Stated problem =
Review the material and extract every line in which the word "reproducir" occurs.
= = =
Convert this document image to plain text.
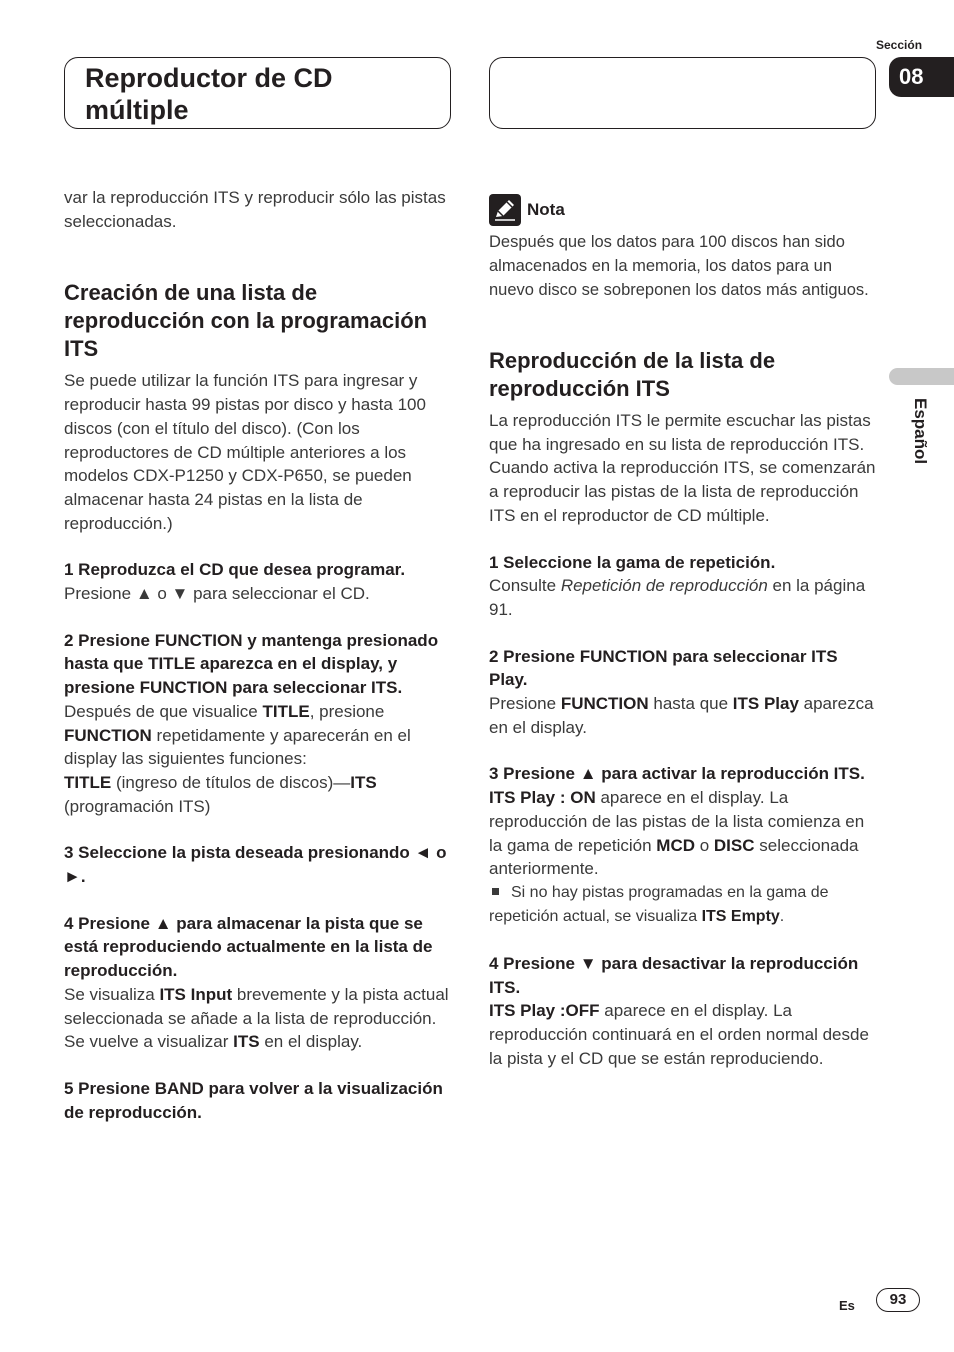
Reproductor de CD múltiple
Sección
08
Español

var la reproducción ITS y reproducir sólo las pistas seleccionadas.

Creación de una lista de reproducción con la programación ITS

Se puede utilizar la función ITS para ingresar y reproducir hasta 99 pistas por disco y hasta 100 discos (con el título del disco). (Con los reproductores de CD múltiple anteriores a los modelos CDX-P1250 y CDX-P650, se pueden almacenar hasta 24 pistas en la lista de reproducción.)

1 Reproduzca el CD que desea programar.

Presione ▲ o ▼ para seleccionar el CD.

2 Presione FUNCTION y mantenga presionado hasta que TITLE aparezca en el display, y presione FUNCTION para seleccionar ITS.

Después de que visualice TITLE, presione FUNCTION repetidamente y aparecerán en el display las siguientes funciones:
TITLE (ingreso de títulos de discos)—ITS (programación ITS)

3 Seleccione la pista deseada presionando ◄ o ►.

4 Presione ▲ para almacenar la pista que se está reproduciendo actualmente en la lista de reproducción.

Se visualiza ITS Input brevemente y la pista actual seleccionada se añade a la lista de reproducción. Se vuelve a visualizar ITS en el display.

5 Presione BAND para volver a la visualización de reproducción.

Nota

Después que los datos para 100 discos han sido almacenados en la memoria, los datos para un nuevo disco se sobreponen los datos más antiguos.

Reproducción de la lista de reproducción ITS

La reproducción ITS le permite escuchar las pistas que ha ingresado en su lista de reproducción ITS. Cuando activa la reproducción ITS, se comenzarán a reproducir las pistas de la lista de reproducción ITS en el reproductor de CD múltiple.

1 Seleccione la gama de repetición.

Consulte Repetición de reproducción en la página 91.

2 Presione FUNCTION para seleccionar ITS Play.

Presione FUNCTION hasta que ITS Play aparezca en el display.

3 Presione ▲ para activar la reproducción ITS.

ITS Play : ON aparece en el display. La reproducción de las pistas de la lista comienza en la gama de repetición MCD o DISC seleccionada anteriormente.

Si no hay pistas programadas en la gama de repetición actual, se visualiza ITS Empty.

4 Presione ▼ para desactivar la reproducción ITS.

ITS Play :OFF aparece en el display. La reproducción continuará en el orden normal desde la pista y el CD que se están reproduciendo.

Es	93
= = =
Completed task =
var la reproducción ITS y reproducir sólo las pistas seleccionadas.
Se puede utilizar la función ITS para ingresar y reproducir hasta 99 pistas por disco y hasta 100 discos (con el título del disco). (Con los reproductores de CD múltiple anteriores a los modelos CDX-P1250 y CDX-P650, se pueden almacenar hasta 24 pistas en la lista de reproducción.)
La reproducción ITS le permite escuchar las pistas que ha ingresado en su lista de reproducción ITS. Cuando activa la reproducción ITS, se comenzarán a reproducir las pistas de la lista de reproducción ITS en el reproductor de CD múltiple.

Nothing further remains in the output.